» **Written task**: Copy down all of the data underneath, exactly as shown.

» **Provided records**:
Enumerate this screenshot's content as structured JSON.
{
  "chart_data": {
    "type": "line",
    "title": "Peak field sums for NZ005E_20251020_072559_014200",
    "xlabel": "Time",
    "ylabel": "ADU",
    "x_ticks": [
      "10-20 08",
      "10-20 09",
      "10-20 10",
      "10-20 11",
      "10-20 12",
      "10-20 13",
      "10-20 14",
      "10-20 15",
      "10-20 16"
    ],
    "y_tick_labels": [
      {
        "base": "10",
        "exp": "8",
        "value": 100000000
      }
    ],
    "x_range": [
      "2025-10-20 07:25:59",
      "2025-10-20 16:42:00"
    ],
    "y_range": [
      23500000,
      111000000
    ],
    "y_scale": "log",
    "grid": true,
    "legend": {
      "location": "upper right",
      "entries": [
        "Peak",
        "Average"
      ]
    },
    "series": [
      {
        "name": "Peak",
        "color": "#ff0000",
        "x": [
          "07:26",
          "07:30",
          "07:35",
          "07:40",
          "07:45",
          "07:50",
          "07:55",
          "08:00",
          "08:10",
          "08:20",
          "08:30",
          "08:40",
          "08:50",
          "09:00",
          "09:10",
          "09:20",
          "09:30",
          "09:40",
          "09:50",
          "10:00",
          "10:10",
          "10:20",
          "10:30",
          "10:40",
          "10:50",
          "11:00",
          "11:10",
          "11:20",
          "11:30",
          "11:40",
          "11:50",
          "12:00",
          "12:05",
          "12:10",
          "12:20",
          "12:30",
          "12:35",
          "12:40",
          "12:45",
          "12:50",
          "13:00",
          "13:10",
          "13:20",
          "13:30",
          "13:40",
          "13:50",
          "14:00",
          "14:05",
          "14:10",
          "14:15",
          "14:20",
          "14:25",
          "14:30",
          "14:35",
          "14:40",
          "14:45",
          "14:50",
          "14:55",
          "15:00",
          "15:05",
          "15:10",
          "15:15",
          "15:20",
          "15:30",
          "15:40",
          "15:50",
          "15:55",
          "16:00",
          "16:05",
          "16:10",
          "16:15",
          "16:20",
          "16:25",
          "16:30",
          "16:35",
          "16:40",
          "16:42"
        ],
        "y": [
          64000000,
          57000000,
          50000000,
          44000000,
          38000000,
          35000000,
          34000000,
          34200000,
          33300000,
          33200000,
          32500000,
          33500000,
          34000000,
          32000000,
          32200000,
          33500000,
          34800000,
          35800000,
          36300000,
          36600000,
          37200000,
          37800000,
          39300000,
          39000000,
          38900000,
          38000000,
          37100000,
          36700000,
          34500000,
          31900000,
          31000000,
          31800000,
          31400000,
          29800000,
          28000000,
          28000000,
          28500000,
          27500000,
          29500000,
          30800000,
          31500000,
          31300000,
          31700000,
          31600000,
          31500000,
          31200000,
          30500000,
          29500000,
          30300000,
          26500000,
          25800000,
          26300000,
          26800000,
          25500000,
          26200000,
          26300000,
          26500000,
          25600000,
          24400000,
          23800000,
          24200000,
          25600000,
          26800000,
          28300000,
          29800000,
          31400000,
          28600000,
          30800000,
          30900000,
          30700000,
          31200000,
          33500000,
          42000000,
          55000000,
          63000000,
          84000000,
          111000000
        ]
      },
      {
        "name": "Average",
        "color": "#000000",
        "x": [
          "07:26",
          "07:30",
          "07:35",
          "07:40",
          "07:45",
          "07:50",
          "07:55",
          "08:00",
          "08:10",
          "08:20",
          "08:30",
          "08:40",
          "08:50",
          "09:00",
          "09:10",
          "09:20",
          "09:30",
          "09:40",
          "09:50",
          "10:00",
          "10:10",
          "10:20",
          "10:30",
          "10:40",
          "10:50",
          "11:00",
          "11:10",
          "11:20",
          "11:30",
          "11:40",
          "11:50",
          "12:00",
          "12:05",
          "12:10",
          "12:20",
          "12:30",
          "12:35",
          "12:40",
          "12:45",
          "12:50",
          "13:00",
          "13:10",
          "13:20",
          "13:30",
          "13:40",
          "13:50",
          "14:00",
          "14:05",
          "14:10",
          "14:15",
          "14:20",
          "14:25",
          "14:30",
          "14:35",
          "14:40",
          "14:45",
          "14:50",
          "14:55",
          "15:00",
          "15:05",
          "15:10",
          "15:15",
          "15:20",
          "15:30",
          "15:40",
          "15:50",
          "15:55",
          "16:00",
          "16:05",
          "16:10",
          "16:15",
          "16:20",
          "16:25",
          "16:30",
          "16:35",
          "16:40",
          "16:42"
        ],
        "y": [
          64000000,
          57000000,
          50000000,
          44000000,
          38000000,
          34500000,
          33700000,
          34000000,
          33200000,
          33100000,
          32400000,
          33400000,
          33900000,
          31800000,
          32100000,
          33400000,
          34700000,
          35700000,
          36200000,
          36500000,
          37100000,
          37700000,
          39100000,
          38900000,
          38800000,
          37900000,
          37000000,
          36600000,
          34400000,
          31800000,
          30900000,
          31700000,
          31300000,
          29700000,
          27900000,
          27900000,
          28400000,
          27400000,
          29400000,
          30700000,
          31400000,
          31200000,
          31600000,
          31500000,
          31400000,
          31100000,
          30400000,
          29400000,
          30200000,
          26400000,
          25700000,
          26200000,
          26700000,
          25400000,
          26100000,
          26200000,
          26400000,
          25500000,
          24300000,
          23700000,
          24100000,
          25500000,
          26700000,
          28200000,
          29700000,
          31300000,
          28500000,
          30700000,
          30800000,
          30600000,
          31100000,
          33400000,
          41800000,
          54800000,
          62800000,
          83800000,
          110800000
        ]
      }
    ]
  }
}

» **Response to this task**:
Enumerate this screenshot's content as structured JSON.
{
  "chart_data": {
    "type": "line",
    "title": "Peak field sums for NZ005E_20251020_072559_014200",
    "xlabel": "Time",
    "ylabel": "ADU",
    "x_ticks": [
      "10-20 08",
      "10-20 09",
      "10-20 10",
      "10-20 11",
      "10-20 12",
      "10-20 13",
      "10-20 14",
      "10-20 15",
      "10-20 16"
    ],
    "y_tick_labels": [
      {
        "base": "10",
        "exp": "8",
        "value": 100000000
      }
    ],
    "x_range": [
      "2025-10-20 07:25:59",
      "2025-10-20 16:42:00"
    ],
    "y_range": [
      23500000,
      111000000
    ],
    "y_scale": "log",
    "grid": true,
    "legend": {
      "location": "upper right",
      "entries": [
        "Peak",
        "Average"
      ]
    },
    "series": [
      {
        "name": "Peak",
        "color": "#ff0000",
        "x": [
          "07:26",
          "07:30",
          "07:35",
          "07:40",
          "07:45",
          "07:50",
          "07:55",
          "08:00",
          "08:10",
          "08:20",
          "08:30",
          "08:40",
          "08:50",
          "09:00",
          "09:10",
          "09:20",
          "09:30",
          "09:40",
          "09:50",
          "10:00",
          "10:10",
          "10:20",
          "10:30",
          "10:40",
          "10:50",
          "11:00",
          "11:10",
          "11:20",
          "11:30",
          "11:40",
          "11:50",
          "12:00",
          "12:05",
          "12:10",
          "12:20",
          "12:30",
          "12:35",
          "12:40",
          "12:45",
          "12:50",
          "13:00",
          "13:10",
          "13:20",
          "13:30",
          "13:40",
          "13:50",
          "14:00",
          "14:05",
          "14:10",
          "14:15",
          "14:20",
          "14:25",
          "14:30",
          "14:35",
          "14:40",
          "14:45",
          "14:50",
          "14:55",
          "15:00",
          "15:05",
          "15:10",
          "15:15",
          "15:20",
          "15:30",
          "15:40",
          "15:50",
          "15:55",
          "16:00",
          "16:05",
          "16:10",
          "16:15",
          "16:20",
          "16:25",
          "16:30",
          "16:35",
          "16:40",
          "16:42"
        ],
        "y": [
          64000000,
          57000000,
          50000000,
          44000000,
          38000000,
          35000000,
          34000000,
          34200000,
          33300000,
          33200000,
          32500000,
          33500000,
          34000000,
          32000000,
          32200000,
          33500000,
          34800000,
          35800000,
          36300000,
          36600000,
          37200000,
          37800000,
          39300000,
          39000000,
          38900000,
          38000000,
          37100000,
          36700000,
          34500000,
          31900000,
          31000000,
          31800000,
          31400000,
          29800000,
          28000000,
          28000000,
          28500000,
          27500000,
          29500000,
          30800000,
          31500000,
          31300000,
          31700000,
          31600000,
          31500000,
          31200000,
          30500000,
          29500000,
          30300000,
          26500000,
          25800000,
          26300000,
          26800000,
          25500000,
          26200000,
          26300000,
          26500000,
          25600000,
          24400000,
          23800000,
          24200000,
          25600000,
          26800000,
          28300000,
          29800000,
          31400000,
          28600000,
          30800000,
          30900000,
          30700000,
          31200000,
          33500000,
          42000000,
          55000000,
          63000000,
          84000000,
          111000000
        ]
      },
      {
        "name": "Average",
        "color": "#000000",
        "x": [
          "07:26",
          "07:30",
          "07:35",
          "07:40",
          "07:45",
          "07:50",
          "07:55",
          "08:00",
          "08:10",
          "08:20",
          "08:30",
          "08:40",
          "08:50",
          "09:00",
          "09:10",
          "09:20",
          "09:30",
          "09:40",
          "09:50",
          "10:00",
          "10:10",
          "10:20",
          "10:30",
          "10:40",
          "10:50",
          "11:00",
          "11:10",
          "11:20",
          "11:30",
          "11:40",
          "11:50",
          "12:00",
          "12:05",
          "12:10",
          "12:20",
          "12:30",
          "12:35",
          "12:40",
          "12:45",
          "12:50",
          "13:00",
          "13:10",
          "13:20",
          "13:30",
          "13:40",
          "13:50",
          "14:00",
          "14:05",
          "14:10",
          "14:15",
          "14:20",
          "14:25",
          "14:30",
          "14:35",
          "14:40",
          "14:45",
          "14:50",
          "14:55",
          "15:00",
          "15:05",
          "15:10",
          "15:15",
          "15:20",
          "15:30",
          "15:40",
          "15:50",
          "15:55",
          "16:00",
          "16:05",
          "16:10",
          "16:15",
          "16:20",
          "16:25",
          "16:30",
          "16:35",
          "16:40",
          "16:42"
        ],
        "y": [
          64000000,
          57000000,
          50000000,
          44000000,
          38000000,
          34500000,
          33700000,
          34000000,
          33200000,
          33100000,
          32400000,
          33400000,
          33900000,
          31800000,
          32100000,
          33400000,
          34700000,
          35700000,
          36200000,
          36500000,
          37100000,
          37700000,
          39100000,
          38900000,
          38800000,
          37900000,
          37000000,
          36600000,
          34400000,
          31800000,
          30900000,
          31700000,
          31300000,
          29700000,
          27900000,
          27900000,
          28400000,
          27400000,
          29400000,
          30700000,
          31400000,
          31200000,
          31600000,
          31500000,
          31400000,
          31100000,
          30400000,
          29400000,
          30200000,
          26400000,
          25700000,
          26200000,
          26700000,
          25400000,
          26100000,
          26200000,
          26400000,
          25500000,
          24300000,
          23700000,
          24100000,
          25500000,
          26700000,
          28200000,
          29700000,
          31300000,
          28500000,
          30700000,
          30800000,
          30600000,
          31100000,
          33400000,
          41800000,
          54800000,
          62800000,
          83800000,
          110800000
        ]
      }
    ]
  }
}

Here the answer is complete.